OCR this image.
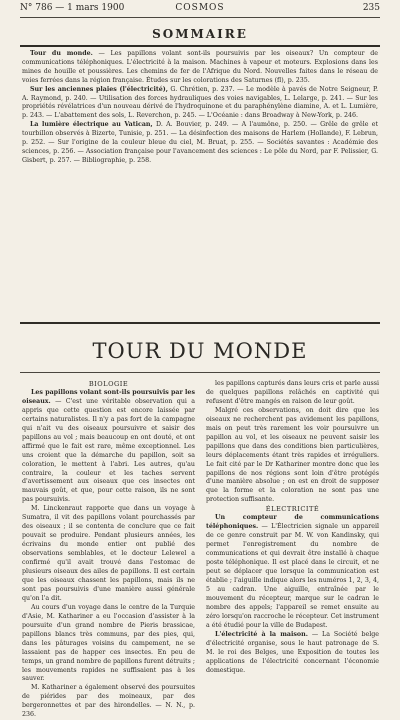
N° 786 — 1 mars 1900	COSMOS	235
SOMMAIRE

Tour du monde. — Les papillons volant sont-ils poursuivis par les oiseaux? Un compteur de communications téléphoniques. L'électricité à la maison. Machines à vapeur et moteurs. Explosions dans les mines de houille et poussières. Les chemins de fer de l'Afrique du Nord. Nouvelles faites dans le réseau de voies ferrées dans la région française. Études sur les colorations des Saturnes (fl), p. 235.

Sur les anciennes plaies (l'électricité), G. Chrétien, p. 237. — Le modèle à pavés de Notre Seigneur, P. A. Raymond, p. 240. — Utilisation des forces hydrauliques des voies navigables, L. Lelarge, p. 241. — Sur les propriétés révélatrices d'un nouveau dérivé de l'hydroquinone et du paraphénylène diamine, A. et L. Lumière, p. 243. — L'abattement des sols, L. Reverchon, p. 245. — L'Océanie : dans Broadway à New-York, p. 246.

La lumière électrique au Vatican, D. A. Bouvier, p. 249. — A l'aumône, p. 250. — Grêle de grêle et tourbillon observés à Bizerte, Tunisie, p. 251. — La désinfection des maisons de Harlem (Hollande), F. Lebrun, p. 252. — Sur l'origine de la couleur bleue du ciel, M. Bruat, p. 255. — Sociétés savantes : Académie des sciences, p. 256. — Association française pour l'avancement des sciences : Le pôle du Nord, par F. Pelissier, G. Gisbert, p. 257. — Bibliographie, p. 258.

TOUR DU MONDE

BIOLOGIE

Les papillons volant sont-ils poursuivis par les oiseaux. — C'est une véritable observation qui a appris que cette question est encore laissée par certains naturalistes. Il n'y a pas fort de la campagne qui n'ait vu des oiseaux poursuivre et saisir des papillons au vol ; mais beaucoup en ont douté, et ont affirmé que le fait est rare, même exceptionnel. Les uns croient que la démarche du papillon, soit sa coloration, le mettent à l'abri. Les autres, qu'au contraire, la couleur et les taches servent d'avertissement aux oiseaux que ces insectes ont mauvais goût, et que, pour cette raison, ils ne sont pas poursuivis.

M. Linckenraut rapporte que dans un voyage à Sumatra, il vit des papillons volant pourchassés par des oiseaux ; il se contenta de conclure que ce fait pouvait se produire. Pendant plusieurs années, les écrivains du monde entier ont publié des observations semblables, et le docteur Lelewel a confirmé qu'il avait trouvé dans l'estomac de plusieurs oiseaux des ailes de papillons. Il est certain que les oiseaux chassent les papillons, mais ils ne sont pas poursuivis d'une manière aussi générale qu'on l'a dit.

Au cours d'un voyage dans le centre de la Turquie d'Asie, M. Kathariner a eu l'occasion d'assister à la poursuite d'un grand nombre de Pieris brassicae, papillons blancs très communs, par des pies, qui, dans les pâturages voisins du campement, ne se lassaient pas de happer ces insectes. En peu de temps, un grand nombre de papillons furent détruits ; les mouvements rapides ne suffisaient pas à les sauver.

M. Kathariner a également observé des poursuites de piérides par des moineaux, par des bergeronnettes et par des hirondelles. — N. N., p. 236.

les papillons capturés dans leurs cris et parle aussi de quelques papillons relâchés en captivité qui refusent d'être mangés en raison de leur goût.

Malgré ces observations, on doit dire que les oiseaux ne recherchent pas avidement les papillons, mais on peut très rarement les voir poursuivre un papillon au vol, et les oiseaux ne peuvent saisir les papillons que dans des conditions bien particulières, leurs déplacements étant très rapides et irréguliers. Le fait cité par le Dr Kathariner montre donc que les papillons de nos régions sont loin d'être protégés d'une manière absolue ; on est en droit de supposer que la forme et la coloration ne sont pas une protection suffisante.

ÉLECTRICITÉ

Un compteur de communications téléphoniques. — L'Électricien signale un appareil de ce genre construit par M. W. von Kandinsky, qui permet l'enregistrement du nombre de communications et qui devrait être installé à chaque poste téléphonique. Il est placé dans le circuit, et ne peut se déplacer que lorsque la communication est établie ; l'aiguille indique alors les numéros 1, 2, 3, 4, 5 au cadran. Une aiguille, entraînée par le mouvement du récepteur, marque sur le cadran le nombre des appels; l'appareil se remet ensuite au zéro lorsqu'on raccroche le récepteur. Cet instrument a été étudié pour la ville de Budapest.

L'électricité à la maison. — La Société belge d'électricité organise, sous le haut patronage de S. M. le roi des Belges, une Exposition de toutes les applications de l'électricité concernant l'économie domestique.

┄┄┄┄┄┄┄┄┄┄

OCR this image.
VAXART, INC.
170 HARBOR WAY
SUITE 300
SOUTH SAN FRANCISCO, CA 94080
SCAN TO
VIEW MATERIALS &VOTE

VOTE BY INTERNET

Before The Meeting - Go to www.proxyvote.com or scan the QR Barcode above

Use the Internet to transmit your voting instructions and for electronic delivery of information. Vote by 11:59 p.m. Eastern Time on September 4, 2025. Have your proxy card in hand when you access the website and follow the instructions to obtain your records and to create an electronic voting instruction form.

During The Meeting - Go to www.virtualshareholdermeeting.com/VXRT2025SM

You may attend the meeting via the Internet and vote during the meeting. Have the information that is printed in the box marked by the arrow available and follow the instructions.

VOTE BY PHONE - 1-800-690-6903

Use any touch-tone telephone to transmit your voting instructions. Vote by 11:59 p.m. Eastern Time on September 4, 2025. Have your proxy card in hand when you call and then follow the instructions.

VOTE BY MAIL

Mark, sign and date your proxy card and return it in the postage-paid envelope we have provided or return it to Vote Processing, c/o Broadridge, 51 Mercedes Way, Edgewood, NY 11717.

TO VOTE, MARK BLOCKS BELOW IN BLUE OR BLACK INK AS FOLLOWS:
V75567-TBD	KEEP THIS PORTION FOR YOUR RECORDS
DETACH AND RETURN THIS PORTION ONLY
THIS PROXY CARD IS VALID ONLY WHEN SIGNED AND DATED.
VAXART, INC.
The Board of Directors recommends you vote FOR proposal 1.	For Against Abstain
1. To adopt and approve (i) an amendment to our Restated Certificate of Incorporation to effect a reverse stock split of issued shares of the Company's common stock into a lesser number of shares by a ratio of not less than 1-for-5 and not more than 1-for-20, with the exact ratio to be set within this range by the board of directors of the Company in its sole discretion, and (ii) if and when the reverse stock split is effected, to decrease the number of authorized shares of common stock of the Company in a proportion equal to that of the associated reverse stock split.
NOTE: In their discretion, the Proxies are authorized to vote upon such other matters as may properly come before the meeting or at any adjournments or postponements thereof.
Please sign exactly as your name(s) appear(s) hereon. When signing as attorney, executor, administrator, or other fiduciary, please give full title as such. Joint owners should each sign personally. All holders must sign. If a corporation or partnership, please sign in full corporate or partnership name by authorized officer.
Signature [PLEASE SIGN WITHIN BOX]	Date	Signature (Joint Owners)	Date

┄┄┄┄┄┄┄┄┄┄

Work required:
Pick out the lines above that hold the string "manière" and show them.

Solution for this task:
M. Linckenraut rapporte que dans un voyage à Sumatra, il vit des papillons volant pourchassés par des oiseaux ; il se contenta de conclure que ce fait pouvait se produire. Pendant plusieurs années, les écrivains du monde entier ont publié des observations semblables, et le docteur Lelewel a confirmé qu'il avait trouvé dans l'estomac de plusieurs oiseaux des ailes de papillons. Il est certain que les oiseaux chassent les papillons, mais ils ne sont pas poursuivis d'une manière aussi générale qu'on l'a dit.
Malgré ces observations, on doit dire que les oiseaux ne recherchent pas avidement les papillons, mais on peut très rarement les voir poursuivre un papillon au vol, et les oiseaux ne peuvent saisir les papillons que dans des conditions bien particulières, leurs déplacements étant très rapides et irréguliers. Le fait cité par le Dr Kathariner montre donc que les papillons de nos régions sont loin d'être protégés d'une manière absolue ; on est en droit de supposer que la forme et la coloration ne sont pas une protection suffisante.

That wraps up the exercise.